Records
········

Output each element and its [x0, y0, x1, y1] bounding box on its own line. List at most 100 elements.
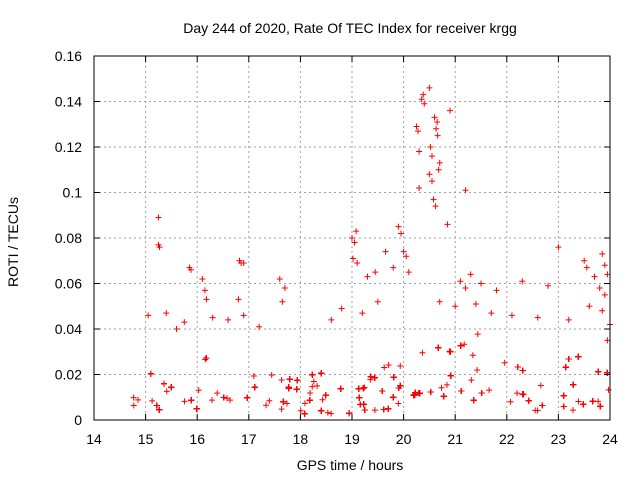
data-point: [322, 392, 329, 399]
data-point: [452, 303, 459, 310]
data-point: [583, 264, 590, 271]
data-point: [580, 401, 587, 408]
data-point: [599, 250, 606, 257]
data-point: [371, 407, 378, 414]
data-point: [443, 381, 450, 388]
data-point: [357, 401, 364, 408]
data-point: [360, 385, 367, 392]
data-point: [367, 376, 374, 383]
data-point: [532, 407, 539, 414]
data-point: [419, 349, 426, 356]
data-point: [472, 300, 479, 307]
data-point: [589, 398, 596, 405]
x-tick-label: 23: [551, 431, 567, 447]
data-point: [570, 381, 577, 388]
data-point: [431, 114, 438, 121]
data-point: [514, 364, 521, 371]
data-point: [371, 374, 378, 381]
data-point: [208, 397, 215, 404]
axis-ticks: 14 15 16 17 18 19 20 21 22 23 24 0 0.02 0.04 0.06 0.08 0…: [55, 48, 618, 447]
data-points: [130, 84, 613, 417]
data-point: [575, 353, 582, 360]
data-point: [428, 153, 435, 160]
data-point: [469, 352, 476, 359]
data-point: [145, 312, 152, 319]
data-point: [149, 397, 156, 404]
data-point: [457, 278, 464, 285]
data-point: [240, 260, 247, 267]
data-point: [250, 372, 257, 379]
data-point: [147, 370, 154, 377]
data-point: [601, 262, 608, 269]
data-point: [569, 407, 576, 414]
data-point: [444, 221, 451, 228]
data-point: [156, 406, 163, 413]
x-tick-label: 21: [447, 431, 463, 447]
data-point: [173, 326, 180, 332]
data-point: [595, 368, 602, 375]
data-point: [385, 405, 392, 412]
data-point: [421, 100, 428, 107]
data-point: [283, 400, 290, 407]
data-point: [256, 323, 263, 330]
data-point: [251, 384, 258, 391]
data-point: [565, 316, 572, 323]
data-point: [539, 402, 546, 409]
data-point: [306, 397, 313, 404]
data-point: [427, 388, 434, 395]
data-point: [135, 396, 142, 403]
data-point: [457, 342, 464, 349]
data-point: [266, 397, 273, 404]
data-point: [447, 348, 454, 355]
data-point: [562, 364, 569, 371]
data-point: [214, 390, 221, 397]
data-point: [458, 388, 465, 395]
data-point: [462, 187, 469, 194]
data-point: [356, 394, 363, 401]
data-point: [181, 398, 188, 405]
x-tick-label: 17: [241, 431, 257, 447]
data-point: [390, 394, 397, 401]
y-axis-label: ROTI / TECUs: [5, 197, 21, 287]
data-point: [436, 298, 443, 305]
data-point: [361, 384, 368, 391]
data-point: [447, 372, 454, 379]
data-point: [161, 380, 168, 387]
data-point: [438, 384, 445, 391]
data-point: [413, 123, 420, 130]
data-point: [220, 394, 227, 401]
y-tick-label: 0.08: [55, 230, 82, 246]
data-point: [328, 316, 335, 323]
data-point: [337, 385, 344, 392]
data-point: [434, 118, 441, 125]
data-point: [379, 388, 386, 395]
data-point: [203, 296, 210, 303]
data-point: [280, 398, 287, 405]
data-point: [278, 406, 285, 413]
y-tick-label: 0.16: [55, 48, 82, 64]
data-point: [351, 239, 358, 246]
data-point: [278, 377, 285, 384]
data-point: [478, 389, 485, 396]
data-point: [555, 244, 562, 251]
data-point: [398, 230, 405, 237]
data-point: [168, 384, 175, 391]
y-tick-label: 0.02: [55, 367, 82, 383]
data-point: [426, 84, 433, 91]
data-point: [309, 383, 316, 390]
data-point: [155, 214, 162, 221]
data-point: [372, 269, 379, 276]
data-point: [565, 356, 572, 363]
data-point: [279, 298, 286, 305]
data-point: [244, 394, 251, 401]
data-point: [349, 235, 355, 241]
data-point: [430, 196, 437, 203]
data-point: [468, 377, 475, 384]
data-point: [301, 400, 308, 407]
x-tick-label: 15: [138, 431, 154, 447]
y-tick-label: 0.12: [55, 139, 82, 155]
data-point: [224, 395, 231, 402]
data-point: [478, 280, 484, 287]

········

Directive:
Swap "x-tick-label" for "x-label" everywhere in the rows above and give back all the lines with nothing else changed. Leave out the pictures.

The completed task:
Output each element and its [x0, y0, x1, y1] bounding box on its own line. List at most 100 elements.
data-point: [322, 392, 329, 399]
data-point: [452, 303, 459, 310]
data-point: [583, 264, 590, 271]
data-point: [580, 401, 587, 408]
data-point: [599, 250, 606, 257]
data-point: [371, 407, 378, 414]
data-point: [443, 381, 450, 388]
data-point: [357, 401, 364, 408]
data-point: [360, 385, 367, 392]
data-point: [367, 376, 374, 383]
data-point: [532, 407, 539, 414]
data-point: [419, 349, 426, 356]
data-point: [472, 300, 479, 307]
data-point: [589, 398, 596, 405]
x-label: 23: [551, 431, 567, 447]
data-point: [570, 381, 577, 388]
data-point: [431, 114, 438, 121]
data-point: [514, 364, 521, 371]
data-point: [371, 374, 378, 381]
data-point: [208, 397, 215, 404]
axis-ticks: 14 15 16 17 18 19 20 21 22 23 24 0 0.02 0.04 0.06 0.08 0…: [55, 48, 618, 447]
data-points: [130, 84, 613, 417]
data-point: [575, 353, 582, 360]
data-point: [428, 153, 435, 160]
data-point: [469, 352, 476, 359]
data-point: [145, 312, 152, 319]
data-point: [149, 397, 156, 404]
data-point: [457, 278, 464, 285]
data-point: [240, 260, 247, 267]
data-point: [250, 372, 257, 379]
data-point: [147, 370, 154, 377]
data-point: [601, 262, 608, 269]
data-point: [569, 407, 576, 414]
data-point: [444, 221, 451, 228]
data-point: [156, 406, 163, 413]
x-label: 21: [447, 431, 463, 447]
data-point: [173, 326, 180, 332]
data-point: [595, 368, 602, 375]
data-point: [385, 405, 392, 412]
data-point: [421, 100, 428, 107]
data-point: [283, 400, 290, 407]
data-point: [256, 323, 263, 330]
data-point: [251, 384, 258, 391]
data-point: [565, 316, 572, 323]
data-point: [539, 402, 546, 409]
data-point: [306, 397, 313, 404]
data-point: [427, 388, 434, 395]
data-point: [135, 396, 142, 403]
data-point: [457, 342, 464, 349]
data-point: [266, 397, 273, 404]
data-point: [447, 348, 454, 355]
data-point: [562, 364, 569, 371]
data-point: [214, 390, 221, 397]
data-point: [458, 388, 465, 395]
data-point: [462, 187, 469, 194]
data-point: [356, 394, 363, 401]
data-point: [181, 398, 188, 405]
x-label: 17: [241, 431, 257, 447]
data-point: [390, 394, 397, 401]
y-axis-label: ROTI / TECUs: [5, 197, 21, 287]
data-point: [436, 298, 443, 305]
data-point: [361, 384, 368, 391]
data-point: [447, 372, 454, 379]
data-point: [161, 380, 168, 387]
data-point: [438, 384, 445, 391]
data-point: [413, 123, 420, 130]
data-point: [220, 394, 227, 401]
y-tick-label: 0.08: [55, 230, 82, 246]
data-point: [328, 316, 335, 323]
data-point: [337, 385, 344, 392]
data-point: [434, 118, 441, 125]
data-point: [379, 388, 386, 395]
data-point: [203, 296, 210, 303]
data-point: [280, 398, 287, 405]
data-point: [278, 406, 285, 413]
y-tick-label: 0.16: [55, 48, 82, 64]
data-point: [351, 239, 358, 246]
data-point: [278, 377, 285, 384]
data-point: [478, 389, 485, 396]
data-point: [555, 244, 562, 251]
data-point: [398, 230, 405, 237]
data-point: [168, 384, 175, 391]
y-tick-label: 0.02: [55, 367, 82, 383]
data-point: [426, 84, 433, 91]
data-point: [309, 383, 316, 390]
data-point: [155, 214, 162, 221]
data-point: [372, 269, 379, 276]
data-point: [565, 356, 572, 363]
data-point: [279, 298, 286, 305]
data-point: [244, 394, 251, 401]
data-point: [349, 235, 355, 241]
data-point: [430, 196, 437, 203]
data-point: [468, 377, 475, 384]
data-point: [301, 400, 308, 407]
x-label: 15: [138, 431, 154, 447]
y-tick-label: 0.12: [55, 139, 82, 155]
data-point: [224, 395, 231, 402]
data-point: [478, 280, 484, 287]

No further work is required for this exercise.